## What is expected:
Reproduce the complete listing without any deviation.

## Dataset extract:
----------

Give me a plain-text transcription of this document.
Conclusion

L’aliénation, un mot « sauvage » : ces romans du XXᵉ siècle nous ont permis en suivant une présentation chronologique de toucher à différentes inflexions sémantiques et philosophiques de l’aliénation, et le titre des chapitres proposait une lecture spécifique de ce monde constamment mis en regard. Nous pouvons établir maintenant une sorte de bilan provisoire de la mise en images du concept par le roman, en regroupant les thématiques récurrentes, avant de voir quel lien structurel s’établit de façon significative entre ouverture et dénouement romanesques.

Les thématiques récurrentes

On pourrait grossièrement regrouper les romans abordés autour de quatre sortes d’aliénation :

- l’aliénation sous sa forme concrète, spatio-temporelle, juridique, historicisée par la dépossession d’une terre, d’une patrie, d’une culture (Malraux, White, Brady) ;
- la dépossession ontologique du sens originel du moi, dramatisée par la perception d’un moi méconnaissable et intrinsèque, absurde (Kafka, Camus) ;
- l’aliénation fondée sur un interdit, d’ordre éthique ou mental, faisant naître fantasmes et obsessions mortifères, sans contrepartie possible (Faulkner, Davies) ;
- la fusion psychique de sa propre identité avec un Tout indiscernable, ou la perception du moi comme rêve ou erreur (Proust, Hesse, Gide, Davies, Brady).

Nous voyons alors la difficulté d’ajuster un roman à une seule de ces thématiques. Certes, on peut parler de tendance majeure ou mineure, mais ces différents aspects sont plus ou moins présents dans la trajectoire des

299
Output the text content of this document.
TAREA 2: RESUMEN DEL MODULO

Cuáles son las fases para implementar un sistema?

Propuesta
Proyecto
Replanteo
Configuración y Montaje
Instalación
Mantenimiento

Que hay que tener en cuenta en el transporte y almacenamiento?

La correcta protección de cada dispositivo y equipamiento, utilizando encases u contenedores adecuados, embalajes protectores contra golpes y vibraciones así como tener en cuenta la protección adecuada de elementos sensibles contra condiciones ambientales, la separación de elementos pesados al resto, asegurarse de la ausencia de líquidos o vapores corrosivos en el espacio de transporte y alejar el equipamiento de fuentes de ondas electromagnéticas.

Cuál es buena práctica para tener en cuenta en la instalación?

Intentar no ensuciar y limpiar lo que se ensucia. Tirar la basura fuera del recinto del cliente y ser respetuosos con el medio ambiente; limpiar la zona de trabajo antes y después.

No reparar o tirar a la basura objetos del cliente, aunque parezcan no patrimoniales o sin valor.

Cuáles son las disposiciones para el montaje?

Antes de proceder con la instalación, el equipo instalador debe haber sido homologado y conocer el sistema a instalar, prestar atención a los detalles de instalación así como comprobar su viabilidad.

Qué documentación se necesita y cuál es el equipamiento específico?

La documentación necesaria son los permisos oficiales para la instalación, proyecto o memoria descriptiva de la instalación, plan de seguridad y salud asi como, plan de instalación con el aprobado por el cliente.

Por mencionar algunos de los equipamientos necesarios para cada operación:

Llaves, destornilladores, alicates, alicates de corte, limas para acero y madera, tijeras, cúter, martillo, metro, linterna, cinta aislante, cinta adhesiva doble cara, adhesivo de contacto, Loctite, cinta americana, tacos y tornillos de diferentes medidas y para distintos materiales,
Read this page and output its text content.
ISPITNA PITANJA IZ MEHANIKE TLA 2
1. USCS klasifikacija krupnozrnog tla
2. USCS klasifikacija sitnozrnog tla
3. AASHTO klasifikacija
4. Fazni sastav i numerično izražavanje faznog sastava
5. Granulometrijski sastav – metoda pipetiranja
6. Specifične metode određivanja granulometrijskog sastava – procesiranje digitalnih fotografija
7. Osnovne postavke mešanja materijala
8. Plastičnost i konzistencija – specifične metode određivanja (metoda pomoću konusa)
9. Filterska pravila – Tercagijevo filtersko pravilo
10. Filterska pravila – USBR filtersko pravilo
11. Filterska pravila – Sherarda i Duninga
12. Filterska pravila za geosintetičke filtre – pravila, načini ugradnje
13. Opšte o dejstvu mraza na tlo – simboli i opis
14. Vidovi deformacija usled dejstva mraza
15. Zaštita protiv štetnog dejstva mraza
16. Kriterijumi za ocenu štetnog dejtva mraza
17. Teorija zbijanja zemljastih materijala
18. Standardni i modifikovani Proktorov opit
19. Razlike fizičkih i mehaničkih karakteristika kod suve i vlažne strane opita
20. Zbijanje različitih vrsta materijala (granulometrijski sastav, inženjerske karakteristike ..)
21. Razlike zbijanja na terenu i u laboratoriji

----------

## Response to the task:
Give me a plain-text transcription of this document.
Conclusion

L’aliénation, un mot « sauvage » : ces romans du XXᵉ siècle nous ont permis en suivant une présentation chronologique de toucher à différentes inflexions sémantiques et philosophiques de l’aliénation, et le titre des chapitres proposait une lecture spécifique de ce monde constamment mis en regard. Nous pouvons établir maintenant une sorte de bilan provisoire de la mise en images du concept par le roman, en regroupant les thématiques récurrentes, avant de voir quel lien structurel s’établit de façon significative entre ouverture et dénouement romanesques.

Les thématiques récurrentes

On pourrait grossièrement regrouper les romans abordés autour de quatre sortes d’aliénation :

- l’aliénation sous sa forme concrète, spatio-temporelle, juridique, historicisée par la dépossession d’une terre, d’une patrie, d’une culture (Malraux, White, Brady) ;
- la dépossession ontologique du sens originel du moi, dramatisée par la perception d’un moi méconnaissable et intrinsèque, absurde (Kafka, Camus) ;
- l’aliénation fondée sur un interdit, d’ordre éthique ou mental, faisant naître fantasmes et obsessions mortifères, sans contrepartie possible (Faulkner, Davies) ;
- la fusion psychique de sa propre identité avec un Tout indiscernable, ou la perception du moi comme rêve ou erreur (Proust, Hesse, Gide, Davies, Brady).

Nous voyons alors la difficulté d’ajuster un roman à une seule de ces thématiques. Certes, on peut parler de tendance majeure ou mineure, mais ces différents aspects sont plus ou moins présents dans la trajectoire des

299
Output the text content of this document.
TAREA 2: RESUMEN DEL MODULO

Cuáles son las fases para implementar un sistema?

Propuesta
Proyecto
Replanteo
Configuración y Montaje
Instalación
Mantenimiento

Que hay que tener en cuenta en el transporte y almacenamiento?

La correcta protección de cada dispositivo y equipamiento, utilizando encases u contenedores adecuados, embalajes protectores contra golpes y vibraciones así como tener en cuenta la protección adecuada de elementos sensibles contra condiciones ambientales, la separación de elementos pesados al resto, asegurarse de la ausencia de líquidos o vapores corrosivos en el espacio de transporte y alejar el equipamiento de fuentes de ondas electromagnéticas.

Cuál es buena práctica para tener en cuenta en la instalación?

Intentar no ensuciar y limpiar lo que se ensucia. Tirar la basura fuera del recinto del cliente y ser respetuosos con el medio ambiente; limpiar la zona de trabajo antes y después.

No reparar o tirar a la basura objetos del cliente, aunque parezcan no patrimoniales o sin valor.

Cuáles son las disposiciones para el montaje?

Antes de proceder con la instalación, el equipo instalador debe haber sido homologado y conocer el sistema a instalar, prestar atención a los detalles de instalación así como comprobar su viabilidad.

Qué documentación se necesita y cuál es el equipamiento específico?

La documentación necesaria son los permisos oficiales para la instalación, proyecto o memoria descriptiva de la instalación, plan de seguridad y salud asi como, plan de instalación con el aprobado por el cliente.

Por mencionar algunos de los equipamientos necesarios para cada operación:

Llaves, destornilladores, alicates, alicates de corte, limas para acero y madera, tijeras, cúter, martillo, metro, linterna, cinta aislante, cinta adhesiva doble cara, adhesivo de contacto, Loctite, cinta americana, tacos y tornillos de diferentes medidas y para distintos materiales,
Read this page and output its text content.
ISPITNA PITANJA IZ MEHANIKE TLA 2
1. USCS klasifikacija krupnozrnog tla
2. USCS klasifikacija sitnozrnog tla
3. AASHTO klasifikacija
4. Fazni sastav i numerično izražavanje faznog sastava
5. Granulometrijski sastav – metoda pipetiranja
6. Specifične metode određivanja granulometrijskog sastava – procesiranje digitalnih fotografija
7. Osnovne postavke mešanja materijala
8. Plastičnost i konzistencija – specifične metode određivanja (metoda pomoću konusa)
9. Filterska pravila – Tercagijevo filtersko pravilo
10. Filterska pravila – USBR filtersko pravilo
11. Filterska pravila – Sherarda i Duninga
12. Filterska pravila za geosintetičke filtre – pravila, načini ugradnje
13. Opšte o dejstvu mraza na tlo – simboli i opis
14. Vidovi deformacija usled dejstva mraza
15. Zaštita protiv štetnog dejstva mraza
16. Kriterijumi za ocenu štetnog dejtva mraza
17. Teorija zbijanja zemljastih materijala
18. Standardni i modifikovani Proktorov opit
19. Razlike fizičkih i mehaničkih karakteristika kod suve i vlažne strane opita
20. Zbijanje različitih vrsta materijala (granulometrijski sastav, inženjerske karakteristike ..)
21. Razlike zbijanja na terenu i u laboratoriji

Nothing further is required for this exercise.